Write all of the entries out again exactly, but not the images.
───── INPUT MATERIAL
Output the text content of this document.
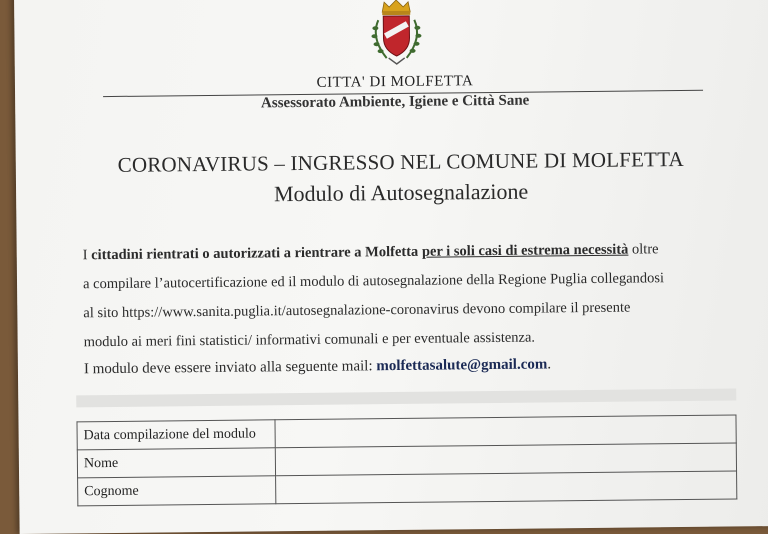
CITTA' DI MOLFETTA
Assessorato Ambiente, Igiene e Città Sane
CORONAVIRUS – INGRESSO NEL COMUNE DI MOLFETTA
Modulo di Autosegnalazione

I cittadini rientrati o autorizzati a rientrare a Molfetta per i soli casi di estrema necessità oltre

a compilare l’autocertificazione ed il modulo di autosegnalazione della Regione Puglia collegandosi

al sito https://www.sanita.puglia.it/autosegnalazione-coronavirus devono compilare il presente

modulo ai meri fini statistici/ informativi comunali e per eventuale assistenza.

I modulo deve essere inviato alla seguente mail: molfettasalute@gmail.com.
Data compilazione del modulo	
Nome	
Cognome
──────────
TASK ANSWER =>
Output the text content of this document.
CITTA' DI MOLFETTA
Assessorato Ambiente, Igiene e Città Sane
CORONAVIRUS – INGRESSO NEL COMUNE DI MOLFETTA
Modulo di Autosegnalazione

I cittadini rientrati o autorizzati a rientrare a Molfetta per i soli casi di estrema necessità oltre

a compilare l’autocertificazione ed il modulo di autosegnalazione della Regione Puglia collegandosi

al sito https://www.sanita.puglia.it/autosegnalazione-coronavirus devono compilare il presente

modulo ai meri fini statistici/ informativi comunali e per eventuale assistenza.

I modulo deve essere inviato alla seguente mail: molfettasalute@gmail.com.
Data compilazione del modulo	
Nome	
Cognome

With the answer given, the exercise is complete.